EXERCISE AIM - The listing below should be written out exactly; please include all of it.

──────── DATA PROVIDED

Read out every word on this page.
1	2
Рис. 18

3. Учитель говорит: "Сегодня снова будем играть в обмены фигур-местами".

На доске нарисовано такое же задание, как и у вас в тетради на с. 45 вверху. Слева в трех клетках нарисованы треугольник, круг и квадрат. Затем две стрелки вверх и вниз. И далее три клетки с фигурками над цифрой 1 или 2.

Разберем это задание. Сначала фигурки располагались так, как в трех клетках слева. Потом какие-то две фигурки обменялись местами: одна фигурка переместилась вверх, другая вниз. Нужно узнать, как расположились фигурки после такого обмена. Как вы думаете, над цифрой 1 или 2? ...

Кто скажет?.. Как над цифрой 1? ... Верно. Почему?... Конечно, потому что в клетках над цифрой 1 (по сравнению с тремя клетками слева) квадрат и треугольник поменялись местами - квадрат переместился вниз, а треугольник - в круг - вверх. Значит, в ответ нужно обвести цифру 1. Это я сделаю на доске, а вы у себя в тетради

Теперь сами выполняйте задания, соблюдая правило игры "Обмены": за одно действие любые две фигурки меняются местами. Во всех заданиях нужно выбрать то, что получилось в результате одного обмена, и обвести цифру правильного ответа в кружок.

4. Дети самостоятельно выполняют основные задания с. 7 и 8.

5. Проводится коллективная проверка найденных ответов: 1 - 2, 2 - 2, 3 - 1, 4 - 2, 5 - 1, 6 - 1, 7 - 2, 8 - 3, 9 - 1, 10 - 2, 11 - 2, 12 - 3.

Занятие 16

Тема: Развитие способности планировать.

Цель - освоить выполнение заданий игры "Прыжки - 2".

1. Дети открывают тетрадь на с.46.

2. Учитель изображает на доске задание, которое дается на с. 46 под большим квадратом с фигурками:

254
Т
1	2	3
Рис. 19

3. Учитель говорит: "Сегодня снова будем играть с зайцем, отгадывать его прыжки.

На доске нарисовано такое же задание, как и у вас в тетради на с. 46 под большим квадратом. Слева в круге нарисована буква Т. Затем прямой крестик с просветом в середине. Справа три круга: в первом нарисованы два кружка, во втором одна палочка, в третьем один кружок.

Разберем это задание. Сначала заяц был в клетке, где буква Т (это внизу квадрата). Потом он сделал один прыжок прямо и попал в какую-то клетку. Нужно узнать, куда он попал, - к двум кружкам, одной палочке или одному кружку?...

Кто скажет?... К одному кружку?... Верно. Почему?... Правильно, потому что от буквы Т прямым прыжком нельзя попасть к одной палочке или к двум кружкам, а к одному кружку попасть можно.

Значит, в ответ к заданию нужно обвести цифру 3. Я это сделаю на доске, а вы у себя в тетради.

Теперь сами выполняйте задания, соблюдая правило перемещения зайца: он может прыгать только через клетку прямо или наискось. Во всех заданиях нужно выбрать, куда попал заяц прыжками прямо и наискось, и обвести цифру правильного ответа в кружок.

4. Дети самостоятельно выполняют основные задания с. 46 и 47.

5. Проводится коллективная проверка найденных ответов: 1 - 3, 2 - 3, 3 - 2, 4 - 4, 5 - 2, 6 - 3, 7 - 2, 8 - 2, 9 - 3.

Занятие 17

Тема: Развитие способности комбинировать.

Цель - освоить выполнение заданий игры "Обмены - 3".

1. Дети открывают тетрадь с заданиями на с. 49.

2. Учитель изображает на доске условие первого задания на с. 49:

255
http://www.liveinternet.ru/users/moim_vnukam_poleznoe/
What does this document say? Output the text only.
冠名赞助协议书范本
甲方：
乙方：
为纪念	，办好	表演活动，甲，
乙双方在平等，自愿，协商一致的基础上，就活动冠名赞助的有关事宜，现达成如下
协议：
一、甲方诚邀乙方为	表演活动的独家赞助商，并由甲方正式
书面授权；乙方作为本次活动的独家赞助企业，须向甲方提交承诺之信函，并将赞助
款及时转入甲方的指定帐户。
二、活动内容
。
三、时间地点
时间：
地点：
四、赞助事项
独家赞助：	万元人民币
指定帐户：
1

────────────────

EXERCISE OUTPUT -
Read out every word on this page.
1	2
Рис. 18

3. Учитель говорит: "Сегодня снова будем играть в обмены фигур-местами".

На доске нарисовано такое же задание, как и у вас в тетради на с. 45 вверху. Слева в трех клетках нарисованы треугольник, круг и квадрат. Затем две стрелки вверх и вниз. И далее три клетки с фигурками над цифрой 1 или 2.

Разберем это задание. Сначала фигурки располагались так, как в трех клетках слева. Потом какие-то две фигурки обменялись местами: одна фигурка переместилась вверх, другая вниз. Нужно узнать, как расположились фигурки после такого обмена. Как вы думаете, над цифрой 1 или 2? ...

Кто скажет?.. Как над цифрой 1? ... Верно. Почему?... Конечно, потому что в клетках над цифрой 1 (по сравнению с тремя клетками слева) квадрат и треугольник поменялись местами - квадрат переместился вниз, а треугольник - в круг - вверх. Значит, в ответ нужно обвести цифру 1. Это я сделаю на доске, а вы у себя в тетради

Теперь сами выполняйте задания, соблюдая правило игры "Обмены": за одно действие любые две фигурки меняются местами. Во всех заданиях нужно выбрать то, что получилось в результате одного обмена, и обвести цифру правильного ответа в кружок.

4. Дети самостоятельно выполняют основные задания с. 7 и 8.

5. Проводится коллективная проверка найденных ответов: 1 - 2, 2 - 2, 3 - 1, 4 - 2, 5 - 1, 6 - 1, 7 - 2, 8 - 3, 9 - 1, 10 - 2, 11 - 2, 12 - 3.

Занятие 16

Тема: Развитие способности планировать.

Цель - освоить выполнение заданий игры "Прыжки - 2".

1. Дети открывают тетрадь на с.46.

2. Учитель изображает на доске задание, которое дается на с. 46 под большим квадратом с фигурками:

254
Т
1	2	3
Рис. 19

3. Учитель говорит: "Сегодня снова будем играть с зайцем, отгадывать его прыжки.

На доске нарисовано такое же задание, как и у вас в тетради на с. 46 под большим квадратом. Слева в круге нарисована буква Т. Затем прямой крестик с просветом в середине. Справа три круга: в первом нарисованы два кружка, во втором одна палочка, в третьем один кружок.

Разберем это задание. Сначала заяц был в клетке, где буква Т (это внизу квадрата). Потом он сделал один прыжок прямо и попал в какую-то клетку. Нужно узнать, куда он попал, - к двум кружкам, одной палочке или одному кружку?...

Кто скажет?... К одному кружку?... Верно. Почему?... Правильно, потому что от буквы Т прямым прыжком нельзя попасть к одной палочке или к двум кружкам, а к одному кружку попасть можно.

Значит, в ответ к заданию нужно обвести цифру 3. Я это сделаю на доске, а вы у себя в тетради.

Теперь сами выполняйте задания, соблюдая правило перемещения зайца: он может прыгать только через клетку прямо или наискось. Во всех заданиях нужно выбрать, куда попал заяц прыжками прямо и наискось, и обвести цифру правильного ответа в кружок.

4. Дети самостоятельно выполняют основные задания с. 46 и 47.

5. Проводится коллективная проверка найденных ответов: 1 - 3, 2 - 3, 3 - 2, 4 - 4, 5 - 2, 6 - 3, 7 - 2, 8 - 2, 9 - 3.

Занятие 17

Тема: Развитие способности комбинировать.

Цель - освоить выполнение заданий игры "Обмены - 3".

1. Дети открывают тетрадь с заданиями на с. 49.

2. Учитель изображает на доске условие первого задания на с. 49:

255
http://www.liveinternet.ru/users/moim_vnukam_poleznoe/
What does this document say? Output the text only.
冠名赞助协议书范本
甲方：
乙方：
为纪念	，办好	表演活动，甲，
乙双方在平等，自愿，协商一致的基础上，就活动冠名赞助的有关事宜，现达成如下
协议：
一、甲方诚邀乙方为	表演活动的独家赞助商，并由甲方正式
书面授权；乙方作为本次活动的独家赞助企业，须向甲方提交承诺之信函，并将赞助
款及时转入甲方的指定帐户。
二、活动内容
。
三、时间地点
时间：
地点：
四、赞助事项
独家赞助：	万元人民币
指定帐户：
1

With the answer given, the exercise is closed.